* Goal 1 *
In the storage excerpt, what is each colony's maximum storage proportional to?
* Goal 2 *
From the storage excerpt, pull out the passage that begins at the words "In some cases, freighters" and ends after "a costly loss!", copied word for word.

* Document segment *

* START *

In some cases, freighters will seek bulk orders for specific locations, such as new colonies and spaceports that have recently built something significant. This applies to all resources, including Caslon for colonies and bases. To fulfill these orders, freighters still only draw from locations with excess resources, primarily your capital colony. This makes your capital the main warehouse of your empire. These bulk shipments justify using larger freighters that can easily fill their cargo capacity in this use. Be sure to protect your new colonies, as those initial shipments can be a costly loss!

Maximum Stock
When a location reaches its maximum storage capacity, it will no longer accept additional shipments of a specific resource. Each colony's maximum storage is proportional to its population, and each resource has its own separate storage. For instance, the amount of Hexodorium stored does not affect the storage capacity for Steel in the same colony. A station orbiting a colony, excluding asteroid mining bases, shares the colony's storage capacity. Although the station adds to the total capacity, its contribution is relatively small compared to the colony's storage. The capital, however, benefits from a significantly larger storage capacity.

Stations have an absolute maximum capacity, which considers the combined total of all resources. Mining bases automatically set invisible limits for each resource proportionate to the empire's needs, both globally and locally. For example, a Caslon/Krypton mine in a sector with only one fuel base will reserve most of its space for Caslon, especially if another Krypton mine is nearby. This allocation ensures that the mining base meets the specific resource demands of its surrounding area.

* END *

* Data *
* START *

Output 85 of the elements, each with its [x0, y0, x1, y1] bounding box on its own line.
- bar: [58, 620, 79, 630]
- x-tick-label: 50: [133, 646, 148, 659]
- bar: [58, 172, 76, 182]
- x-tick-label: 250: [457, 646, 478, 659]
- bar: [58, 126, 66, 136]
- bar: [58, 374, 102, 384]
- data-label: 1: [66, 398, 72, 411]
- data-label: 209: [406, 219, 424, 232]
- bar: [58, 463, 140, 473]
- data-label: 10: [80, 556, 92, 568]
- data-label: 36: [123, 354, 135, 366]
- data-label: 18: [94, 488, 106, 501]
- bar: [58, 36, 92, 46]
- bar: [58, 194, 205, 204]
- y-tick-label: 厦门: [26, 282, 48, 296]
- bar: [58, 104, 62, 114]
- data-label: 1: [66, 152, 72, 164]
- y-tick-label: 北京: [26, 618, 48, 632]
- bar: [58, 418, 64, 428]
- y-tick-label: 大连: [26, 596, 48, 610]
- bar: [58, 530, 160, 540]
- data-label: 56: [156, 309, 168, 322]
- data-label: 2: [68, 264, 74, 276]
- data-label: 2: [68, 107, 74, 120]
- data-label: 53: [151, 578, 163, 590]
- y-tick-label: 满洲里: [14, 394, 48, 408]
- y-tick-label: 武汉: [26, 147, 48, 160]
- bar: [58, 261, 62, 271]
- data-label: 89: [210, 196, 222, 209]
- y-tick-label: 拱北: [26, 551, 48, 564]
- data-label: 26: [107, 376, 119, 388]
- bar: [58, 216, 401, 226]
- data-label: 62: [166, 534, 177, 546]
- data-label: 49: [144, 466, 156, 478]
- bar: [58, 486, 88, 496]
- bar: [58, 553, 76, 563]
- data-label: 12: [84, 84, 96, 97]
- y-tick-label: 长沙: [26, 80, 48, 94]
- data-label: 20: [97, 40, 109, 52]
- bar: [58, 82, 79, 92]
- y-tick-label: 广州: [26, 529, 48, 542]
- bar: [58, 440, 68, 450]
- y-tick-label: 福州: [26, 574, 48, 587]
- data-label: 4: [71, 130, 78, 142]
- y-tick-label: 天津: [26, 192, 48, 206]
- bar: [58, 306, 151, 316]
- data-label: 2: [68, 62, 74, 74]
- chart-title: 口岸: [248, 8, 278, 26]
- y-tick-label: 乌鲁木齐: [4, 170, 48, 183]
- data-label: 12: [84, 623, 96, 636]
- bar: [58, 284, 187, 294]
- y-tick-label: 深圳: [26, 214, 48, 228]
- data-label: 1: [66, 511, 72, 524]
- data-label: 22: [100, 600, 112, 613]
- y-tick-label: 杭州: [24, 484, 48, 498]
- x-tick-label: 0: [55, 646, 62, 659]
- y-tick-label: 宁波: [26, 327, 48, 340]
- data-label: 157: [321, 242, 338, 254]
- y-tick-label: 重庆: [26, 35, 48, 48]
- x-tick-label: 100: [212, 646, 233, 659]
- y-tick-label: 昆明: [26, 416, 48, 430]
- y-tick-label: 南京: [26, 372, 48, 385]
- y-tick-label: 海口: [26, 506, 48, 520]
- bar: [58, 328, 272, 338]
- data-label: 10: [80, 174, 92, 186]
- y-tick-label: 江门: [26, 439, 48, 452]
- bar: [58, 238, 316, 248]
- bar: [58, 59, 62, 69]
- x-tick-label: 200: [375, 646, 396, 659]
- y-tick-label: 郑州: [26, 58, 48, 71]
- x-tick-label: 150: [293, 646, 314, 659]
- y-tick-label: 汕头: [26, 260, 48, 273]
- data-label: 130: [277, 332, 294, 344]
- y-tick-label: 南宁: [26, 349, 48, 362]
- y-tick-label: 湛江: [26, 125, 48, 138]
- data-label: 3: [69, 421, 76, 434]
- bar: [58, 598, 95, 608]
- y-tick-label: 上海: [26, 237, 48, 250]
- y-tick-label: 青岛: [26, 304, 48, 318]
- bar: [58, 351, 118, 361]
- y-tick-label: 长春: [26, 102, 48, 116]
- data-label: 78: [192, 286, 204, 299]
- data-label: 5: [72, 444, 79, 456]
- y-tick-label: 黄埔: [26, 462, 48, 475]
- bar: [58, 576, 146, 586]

* END *

* Right answer 1 *
Its population.

* Right answer 2 *
In some cases, freighters will seek bulk orders for specific locations, such as new colonies and spaceports that have recently built something significant. This applies to all resources, including Caslon for colonies and bases. To fulfill these orders, freighters still only draw from locations with excess resources, primarily your capital colony. This makes your capital the main warehouse of your empire. These bulk shipments justify using larger freighters that can easily fill their cargo capacity in this use. Be sure to protect your new colonies, as those initial shipments can be a costly loss!